Pick out the lines below with "щита" and list them.

---------- ENTRIES PROVIDED ----------

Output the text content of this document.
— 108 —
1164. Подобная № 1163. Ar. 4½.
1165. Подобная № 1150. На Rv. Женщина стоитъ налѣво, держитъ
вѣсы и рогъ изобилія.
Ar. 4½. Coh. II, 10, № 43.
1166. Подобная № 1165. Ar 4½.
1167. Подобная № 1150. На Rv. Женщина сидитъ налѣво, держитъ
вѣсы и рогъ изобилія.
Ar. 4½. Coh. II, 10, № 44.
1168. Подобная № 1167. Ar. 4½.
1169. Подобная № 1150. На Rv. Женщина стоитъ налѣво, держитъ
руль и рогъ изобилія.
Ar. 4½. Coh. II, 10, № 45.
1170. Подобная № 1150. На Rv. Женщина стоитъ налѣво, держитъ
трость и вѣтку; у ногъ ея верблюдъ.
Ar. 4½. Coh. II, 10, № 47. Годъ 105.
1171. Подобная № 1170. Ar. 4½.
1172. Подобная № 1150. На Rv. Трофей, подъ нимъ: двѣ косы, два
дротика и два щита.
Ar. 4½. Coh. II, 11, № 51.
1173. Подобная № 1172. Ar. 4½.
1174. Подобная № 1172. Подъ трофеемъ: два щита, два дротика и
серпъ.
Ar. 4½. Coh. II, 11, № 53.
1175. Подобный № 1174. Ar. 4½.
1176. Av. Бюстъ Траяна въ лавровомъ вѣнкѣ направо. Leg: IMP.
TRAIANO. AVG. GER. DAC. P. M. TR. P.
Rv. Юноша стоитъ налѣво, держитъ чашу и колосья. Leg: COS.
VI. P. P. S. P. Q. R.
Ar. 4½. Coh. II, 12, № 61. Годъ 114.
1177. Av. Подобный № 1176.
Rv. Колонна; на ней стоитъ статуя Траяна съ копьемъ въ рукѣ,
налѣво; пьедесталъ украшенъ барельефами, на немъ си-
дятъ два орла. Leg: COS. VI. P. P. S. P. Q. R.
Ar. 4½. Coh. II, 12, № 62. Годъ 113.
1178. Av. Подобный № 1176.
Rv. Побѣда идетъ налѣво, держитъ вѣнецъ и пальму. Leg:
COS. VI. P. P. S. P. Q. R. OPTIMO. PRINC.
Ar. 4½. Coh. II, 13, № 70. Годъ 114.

----------

__ANSWER TO THE EXERCISE__
дротика и два щита.
1174. Подобная № 1172. Подъ трофеемъ: два щита, два дротика и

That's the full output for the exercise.